#### Input data
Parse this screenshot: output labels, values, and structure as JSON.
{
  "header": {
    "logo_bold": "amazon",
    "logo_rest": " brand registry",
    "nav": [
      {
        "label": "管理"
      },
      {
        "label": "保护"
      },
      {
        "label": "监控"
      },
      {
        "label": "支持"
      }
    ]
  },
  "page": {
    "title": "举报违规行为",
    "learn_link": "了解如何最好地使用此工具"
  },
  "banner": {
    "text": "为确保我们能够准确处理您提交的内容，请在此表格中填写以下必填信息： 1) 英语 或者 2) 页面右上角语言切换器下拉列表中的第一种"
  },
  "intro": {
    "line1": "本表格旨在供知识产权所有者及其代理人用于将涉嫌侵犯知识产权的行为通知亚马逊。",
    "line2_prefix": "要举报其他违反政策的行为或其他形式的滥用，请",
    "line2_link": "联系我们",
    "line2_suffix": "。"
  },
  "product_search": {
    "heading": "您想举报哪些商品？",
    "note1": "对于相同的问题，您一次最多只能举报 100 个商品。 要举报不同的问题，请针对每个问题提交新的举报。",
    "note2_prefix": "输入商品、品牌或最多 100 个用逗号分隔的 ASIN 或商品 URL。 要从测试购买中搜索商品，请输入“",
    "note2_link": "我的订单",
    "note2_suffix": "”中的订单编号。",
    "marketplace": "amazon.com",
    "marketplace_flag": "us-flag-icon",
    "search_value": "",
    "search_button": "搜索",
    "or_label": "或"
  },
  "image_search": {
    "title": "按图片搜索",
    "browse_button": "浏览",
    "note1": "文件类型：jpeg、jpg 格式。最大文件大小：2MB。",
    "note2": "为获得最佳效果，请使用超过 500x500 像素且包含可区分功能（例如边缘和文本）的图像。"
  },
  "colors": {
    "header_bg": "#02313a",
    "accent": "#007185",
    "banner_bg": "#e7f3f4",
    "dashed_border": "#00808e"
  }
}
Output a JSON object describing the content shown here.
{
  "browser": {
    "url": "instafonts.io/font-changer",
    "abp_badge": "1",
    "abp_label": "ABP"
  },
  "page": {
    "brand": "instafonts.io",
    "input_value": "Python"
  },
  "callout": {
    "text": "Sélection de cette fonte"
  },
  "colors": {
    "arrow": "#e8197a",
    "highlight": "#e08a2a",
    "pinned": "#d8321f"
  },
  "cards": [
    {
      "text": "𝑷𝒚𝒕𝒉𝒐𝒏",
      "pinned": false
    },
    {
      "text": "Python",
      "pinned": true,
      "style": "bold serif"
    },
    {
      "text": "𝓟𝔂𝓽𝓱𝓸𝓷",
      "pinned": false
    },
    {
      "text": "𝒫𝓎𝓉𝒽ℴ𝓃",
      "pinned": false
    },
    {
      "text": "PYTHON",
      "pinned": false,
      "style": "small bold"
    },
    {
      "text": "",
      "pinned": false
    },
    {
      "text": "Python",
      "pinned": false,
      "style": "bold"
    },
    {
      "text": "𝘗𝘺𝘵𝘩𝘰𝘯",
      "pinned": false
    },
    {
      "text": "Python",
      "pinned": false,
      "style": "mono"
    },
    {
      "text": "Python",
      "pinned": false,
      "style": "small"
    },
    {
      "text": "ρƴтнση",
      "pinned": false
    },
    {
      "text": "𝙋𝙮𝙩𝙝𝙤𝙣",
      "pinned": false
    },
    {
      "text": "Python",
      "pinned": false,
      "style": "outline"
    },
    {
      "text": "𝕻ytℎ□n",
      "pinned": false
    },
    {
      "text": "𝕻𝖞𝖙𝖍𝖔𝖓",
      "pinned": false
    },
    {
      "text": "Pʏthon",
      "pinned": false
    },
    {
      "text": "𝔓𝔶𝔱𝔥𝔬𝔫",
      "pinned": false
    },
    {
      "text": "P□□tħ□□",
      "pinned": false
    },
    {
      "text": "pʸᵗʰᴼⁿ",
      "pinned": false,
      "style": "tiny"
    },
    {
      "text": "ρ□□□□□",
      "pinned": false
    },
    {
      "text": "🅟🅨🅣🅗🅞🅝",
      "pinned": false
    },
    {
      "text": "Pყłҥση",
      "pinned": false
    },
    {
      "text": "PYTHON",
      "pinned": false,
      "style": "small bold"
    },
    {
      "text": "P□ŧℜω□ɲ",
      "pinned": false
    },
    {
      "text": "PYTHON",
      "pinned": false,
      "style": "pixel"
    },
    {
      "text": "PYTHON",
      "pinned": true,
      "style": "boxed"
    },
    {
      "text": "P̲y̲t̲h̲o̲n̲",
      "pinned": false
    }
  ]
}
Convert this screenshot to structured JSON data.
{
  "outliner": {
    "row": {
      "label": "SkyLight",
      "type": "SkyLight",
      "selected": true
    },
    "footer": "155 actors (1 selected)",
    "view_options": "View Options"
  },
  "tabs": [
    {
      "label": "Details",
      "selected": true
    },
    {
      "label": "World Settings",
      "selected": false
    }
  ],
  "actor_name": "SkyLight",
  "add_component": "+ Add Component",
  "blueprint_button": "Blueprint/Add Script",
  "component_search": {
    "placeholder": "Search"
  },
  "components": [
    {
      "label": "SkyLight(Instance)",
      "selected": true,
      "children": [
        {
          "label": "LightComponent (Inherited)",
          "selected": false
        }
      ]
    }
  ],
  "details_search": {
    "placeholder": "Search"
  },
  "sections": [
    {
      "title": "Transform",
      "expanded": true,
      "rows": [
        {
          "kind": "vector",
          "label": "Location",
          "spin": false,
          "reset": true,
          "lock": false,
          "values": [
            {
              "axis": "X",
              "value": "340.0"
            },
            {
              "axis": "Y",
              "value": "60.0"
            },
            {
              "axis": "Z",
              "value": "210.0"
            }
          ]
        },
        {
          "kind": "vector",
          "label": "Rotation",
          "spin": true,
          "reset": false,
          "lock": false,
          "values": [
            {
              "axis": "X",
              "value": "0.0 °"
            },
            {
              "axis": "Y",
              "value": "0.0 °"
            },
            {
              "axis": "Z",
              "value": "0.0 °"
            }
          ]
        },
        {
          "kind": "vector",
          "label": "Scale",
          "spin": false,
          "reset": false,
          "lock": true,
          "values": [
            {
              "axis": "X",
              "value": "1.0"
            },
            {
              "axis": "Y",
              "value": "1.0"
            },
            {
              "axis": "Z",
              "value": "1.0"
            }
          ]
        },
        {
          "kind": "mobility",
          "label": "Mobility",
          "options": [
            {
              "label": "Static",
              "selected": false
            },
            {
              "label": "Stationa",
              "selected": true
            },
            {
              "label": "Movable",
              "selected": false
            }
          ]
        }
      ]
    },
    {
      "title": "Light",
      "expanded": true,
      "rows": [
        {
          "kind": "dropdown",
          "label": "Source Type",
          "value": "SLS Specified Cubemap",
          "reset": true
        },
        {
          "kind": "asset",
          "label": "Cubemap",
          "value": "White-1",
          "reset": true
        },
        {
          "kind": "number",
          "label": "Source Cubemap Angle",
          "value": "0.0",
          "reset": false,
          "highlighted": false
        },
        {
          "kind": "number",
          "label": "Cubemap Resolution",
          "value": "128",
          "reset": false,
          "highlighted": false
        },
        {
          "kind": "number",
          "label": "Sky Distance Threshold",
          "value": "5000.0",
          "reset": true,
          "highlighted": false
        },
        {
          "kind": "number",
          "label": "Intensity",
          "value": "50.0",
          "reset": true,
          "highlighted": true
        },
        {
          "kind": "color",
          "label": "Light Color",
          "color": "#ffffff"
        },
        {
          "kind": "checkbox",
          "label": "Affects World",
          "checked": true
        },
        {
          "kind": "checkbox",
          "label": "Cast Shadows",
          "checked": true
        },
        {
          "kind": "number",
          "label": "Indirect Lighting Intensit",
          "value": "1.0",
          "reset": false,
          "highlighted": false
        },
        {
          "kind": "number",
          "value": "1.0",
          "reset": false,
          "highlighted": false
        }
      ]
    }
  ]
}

#### Exercise aim
Gather each line from the listing above that holds "this".

#### Full output
Parse this screenshot: output labels, values, and structure as JSON.
Convert this screenshot to structured JSON data.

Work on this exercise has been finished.